[Enunciado da tarefa]:
Imprima sem alterações o trecho do texto sobre o Mestre de Avis entre "bispo de Lisboa." e "adversário.", inclusive.

[Texto]:
•••••

bispo de Lisboa.
▪ Papel do Mestre de Avis – retrato de um líder
(7.º ao 9.º parágrafo)
• Define os responsáveis pela defesa e proteção das muralhas,
mas também se envolve pessoalmente na defesa da cidade à noite, inspecionando
os muros e torres.
• Dorme pouco, vê todas as suas ordens serem cumpridas de
forma diligente, mostrando toda a sua capacidade de liderança.
• É diligente relativamente à organização da defesa da cidade.
• Possui capacidade tática: antecipa os movimentos do
adversário.
• Possui capacidade de liderança e de motivação (repartição
da guarda dos muros e das portas dos homens de valor e de confiança).
• Mostra ser organizado, preocupado, solidário e cauteloso.

•••••

[Dados fornecidos]:
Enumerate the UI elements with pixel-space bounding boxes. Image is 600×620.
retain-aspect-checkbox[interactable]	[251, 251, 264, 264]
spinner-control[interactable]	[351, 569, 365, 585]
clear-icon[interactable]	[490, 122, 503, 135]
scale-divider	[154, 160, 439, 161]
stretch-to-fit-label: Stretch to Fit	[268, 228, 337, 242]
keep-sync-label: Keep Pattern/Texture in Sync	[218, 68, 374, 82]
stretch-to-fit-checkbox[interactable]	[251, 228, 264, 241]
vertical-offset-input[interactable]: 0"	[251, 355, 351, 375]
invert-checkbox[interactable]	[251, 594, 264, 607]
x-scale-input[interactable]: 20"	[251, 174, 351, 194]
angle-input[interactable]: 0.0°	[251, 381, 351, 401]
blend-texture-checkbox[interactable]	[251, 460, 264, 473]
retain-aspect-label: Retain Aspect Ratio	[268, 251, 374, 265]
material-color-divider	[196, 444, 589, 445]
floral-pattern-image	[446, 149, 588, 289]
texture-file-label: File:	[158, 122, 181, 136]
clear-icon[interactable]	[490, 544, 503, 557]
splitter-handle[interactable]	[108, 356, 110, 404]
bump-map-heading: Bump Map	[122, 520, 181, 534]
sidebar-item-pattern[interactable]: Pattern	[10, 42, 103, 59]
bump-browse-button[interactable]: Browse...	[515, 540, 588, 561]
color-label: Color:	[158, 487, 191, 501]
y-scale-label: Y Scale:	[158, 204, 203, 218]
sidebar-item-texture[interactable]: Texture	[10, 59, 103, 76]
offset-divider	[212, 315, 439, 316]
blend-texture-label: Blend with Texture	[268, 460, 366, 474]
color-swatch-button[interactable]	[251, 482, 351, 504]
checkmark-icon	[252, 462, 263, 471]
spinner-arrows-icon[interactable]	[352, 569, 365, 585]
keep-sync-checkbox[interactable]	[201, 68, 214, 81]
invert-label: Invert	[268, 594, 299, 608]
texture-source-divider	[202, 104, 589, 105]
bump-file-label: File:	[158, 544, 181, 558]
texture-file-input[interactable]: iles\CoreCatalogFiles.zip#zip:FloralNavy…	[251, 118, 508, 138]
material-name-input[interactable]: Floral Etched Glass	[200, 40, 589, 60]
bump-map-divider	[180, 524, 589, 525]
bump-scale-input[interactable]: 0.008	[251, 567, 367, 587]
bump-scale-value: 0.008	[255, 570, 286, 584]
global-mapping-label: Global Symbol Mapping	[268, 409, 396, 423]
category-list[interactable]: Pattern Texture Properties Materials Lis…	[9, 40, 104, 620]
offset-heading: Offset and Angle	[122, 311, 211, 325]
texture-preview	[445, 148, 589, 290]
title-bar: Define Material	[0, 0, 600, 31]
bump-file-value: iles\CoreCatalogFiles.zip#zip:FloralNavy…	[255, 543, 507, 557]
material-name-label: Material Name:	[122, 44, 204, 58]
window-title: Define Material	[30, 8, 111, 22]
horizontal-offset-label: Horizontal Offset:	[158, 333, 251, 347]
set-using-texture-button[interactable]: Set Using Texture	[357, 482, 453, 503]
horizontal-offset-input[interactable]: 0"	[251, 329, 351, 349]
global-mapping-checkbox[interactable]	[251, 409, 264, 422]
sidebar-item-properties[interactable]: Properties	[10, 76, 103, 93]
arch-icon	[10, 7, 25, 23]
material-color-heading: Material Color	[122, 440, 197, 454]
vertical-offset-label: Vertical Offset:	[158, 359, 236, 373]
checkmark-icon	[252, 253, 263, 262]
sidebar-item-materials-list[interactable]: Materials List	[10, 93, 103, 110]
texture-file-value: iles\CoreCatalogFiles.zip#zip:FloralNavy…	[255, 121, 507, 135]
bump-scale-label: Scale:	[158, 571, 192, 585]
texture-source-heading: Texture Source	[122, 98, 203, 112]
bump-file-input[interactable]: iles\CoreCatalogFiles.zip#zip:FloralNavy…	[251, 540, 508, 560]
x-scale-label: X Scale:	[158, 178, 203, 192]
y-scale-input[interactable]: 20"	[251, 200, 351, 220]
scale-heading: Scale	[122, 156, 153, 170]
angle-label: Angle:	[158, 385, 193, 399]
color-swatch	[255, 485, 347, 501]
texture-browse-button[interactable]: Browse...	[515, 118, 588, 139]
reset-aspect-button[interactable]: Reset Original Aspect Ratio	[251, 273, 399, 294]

•••••

[Resolução]:
bispo de Lisboa.
▪ Papel do Mestre de Avis – retrato de um líder
(7.º ao 9.º parágrafo)
• Define os responsáveis pela defesa e proteção das muralhas,
mas também se envolve pessoalmente na defesa da cidade à noite, inspecionando
os muros e torres.
• Dorme pouco, vê todas as suas ordens serem cumpridas de
forma diligente, mostrando toda a sua capacidade de liderança.
• É diligente relativamente à organização da defesa da cidade.
• Possui capacidade tática: antecipa os movimentos do
adversário.